↓↓↓
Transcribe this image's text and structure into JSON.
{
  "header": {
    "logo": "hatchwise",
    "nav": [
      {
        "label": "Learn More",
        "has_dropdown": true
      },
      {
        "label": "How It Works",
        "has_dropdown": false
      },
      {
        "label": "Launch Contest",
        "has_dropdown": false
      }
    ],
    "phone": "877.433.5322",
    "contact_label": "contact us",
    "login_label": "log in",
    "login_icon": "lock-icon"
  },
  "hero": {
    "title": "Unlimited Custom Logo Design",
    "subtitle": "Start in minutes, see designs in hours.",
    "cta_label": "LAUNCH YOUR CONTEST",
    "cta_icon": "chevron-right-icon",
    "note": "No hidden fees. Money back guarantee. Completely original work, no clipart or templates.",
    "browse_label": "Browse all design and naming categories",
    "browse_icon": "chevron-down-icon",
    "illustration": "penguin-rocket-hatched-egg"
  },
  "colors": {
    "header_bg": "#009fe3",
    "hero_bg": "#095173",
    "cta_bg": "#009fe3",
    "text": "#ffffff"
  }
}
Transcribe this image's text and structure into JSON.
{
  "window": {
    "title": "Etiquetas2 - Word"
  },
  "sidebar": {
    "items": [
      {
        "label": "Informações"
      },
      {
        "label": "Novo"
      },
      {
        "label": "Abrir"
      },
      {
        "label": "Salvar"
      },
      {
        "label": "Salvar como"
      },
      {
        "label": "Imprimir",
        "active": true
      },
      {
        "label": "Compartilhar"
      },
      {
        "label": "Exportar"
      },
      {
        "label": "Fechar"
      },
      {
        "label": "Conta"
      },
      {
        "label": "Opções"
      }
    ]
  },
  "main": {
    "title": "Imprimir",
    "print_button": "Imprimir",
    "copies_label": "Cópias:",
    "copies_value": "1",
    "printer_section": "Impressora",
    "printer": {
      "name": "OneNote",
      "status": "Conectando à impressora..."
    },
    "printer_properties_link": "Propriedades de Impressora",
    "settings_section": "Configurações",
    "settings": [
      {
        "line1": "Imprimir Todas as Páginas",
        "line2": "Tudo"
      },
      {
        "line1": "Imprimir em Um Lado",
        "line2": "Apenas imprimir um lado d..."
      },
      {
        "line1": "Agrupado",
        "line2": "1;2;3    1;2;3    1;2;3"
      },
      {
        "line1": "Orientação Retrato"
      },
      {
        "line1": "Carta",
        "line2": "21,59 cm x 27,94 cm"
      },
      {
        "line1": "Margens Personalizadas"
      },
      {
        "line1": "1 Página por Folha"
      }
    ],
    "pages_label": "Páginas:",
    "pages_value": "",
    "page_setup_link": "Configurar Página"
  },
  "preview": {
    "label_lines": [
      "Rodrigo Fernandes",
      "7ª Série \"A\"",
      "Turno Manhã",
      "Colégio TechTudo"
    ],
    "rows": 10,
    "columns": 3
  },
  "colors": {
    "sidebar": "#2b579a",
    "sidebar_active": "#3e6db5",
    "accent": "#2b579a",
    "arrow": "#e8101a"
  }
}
↑↑↑
• _YOUR OBJECTIVE_: From the listing above, extract every line exactly as it stands.

• _FINAL ANSWER_:
Transcribe this image's text and structure into JSON.
{
  "header": {
    "logo": "hatchwise",
    "nav": [
      {
        "label": "Learn More",
        "has_dropdown": true
      },
      {
        "label": "How It Works",
        "has_dropdown": false
      },
      {
        "label": "Launch Contest",
        "has_dropdown": false
      }
    ],
    "phone": "877.433.5322",
    "contact_label": "contact us",
    "login_label": "log in",
    "login_icon": "lock-icon"
  },
  "hero": {
    "title": "Unlimited Custom Logo Design",
    "subtitle": "Start in minutes, see designs in hours.",
    "cta_label": "LAUNCH YOUR CONTEST",
    "cta_icon": "chevron-right-icon",
    "note": "No hidden fees. Money back guarantee. Completely original work, no clipart or templates.",
    "browse_label": "Browse all design and naming categories",
    "browse_icon": "chevron-down-icon",
    "illustration": "penguin-rocket-hatched-egg"
  },
  "colors": {
    "header_bg": "#009fe3",
    "hero_bg": "#095173",
    "cta_bg": "#009fe3",
    "text": "#ffffff"
  }
}
Transcribe this image's text and structure into JSON.
{
  "window": {
    "title": "Etiquetas2 - Word"
  },
  "sidebar": {
    "items": [
      {
        "label": "Informações"
      },
      {
        "label": "Novo"
      },
      {
        "label": "Abrir"
      },
      {
        "label": "Salvar"
      },
      {
        "label": "Salvar como"
      },
      {
        "label": "Imprimir",
        "active": true
      },
      {
        "label": "Compartilhar"
      },
      {
        "label": "Exportar"
      },
      {
        "label": "Fechar"
      },
      {
        "label": "Conta"
      },
      {
        "label": "Opções"
      }
    ]
  },
  "main": {
    "title": "Imprimir",
    "print_button": "Imprimir",
    "copies_label": "Cópias:",
    "copies_value": "1",
    "printer_section": "Impressora",
    "printer": {
      "name": "OneNote",
      "status": "Conectando à impressora..."
    },
    "printer_properties_link": "Propriedades de Impressora",
    "settings_section": "Configurações",
    "settings": [
      {
        "line1": "Imprimir Todas as Páginas",
        "line2": "Tudo"
      },
      {
        "line1": "Imprimir em Um Lado",
        "line2": "Apenas imprimir um lado d..."
      },
      {
        "line1": "Agrupado",
        "line2": "1;2;3    1;2;3    1;2;3"
      },
      {
        "line1": "Orientação Retrato"
      },
      {
        "line1": "Carta",
        "line2": "21,59 cm x 27,94 cm"
      },
      {
        "line1": "Margens Personalizadas"
      },
      {
        "line1": "1 Página por Folha"
      }
    ],
    "pages_label": "Páginas:",
    "pages_value": "",
    "page_setup_link": "Configurar Página"
  },
  "preview": {
    "label_lines": [
      "Rodrigo Fernandes",
      "7ª Série \"A\"",
      "Turno Manhã",
      "Colégio TechTudo"
    ],
    "rows": 10,
    "columns": 3
  },
  "colors": {
    "sidebar": "#2b579a",
    "sidebar_active": "#3e6db5",
    "accent": "#2b579a",
    "arrow": "#e8101a"
  }
}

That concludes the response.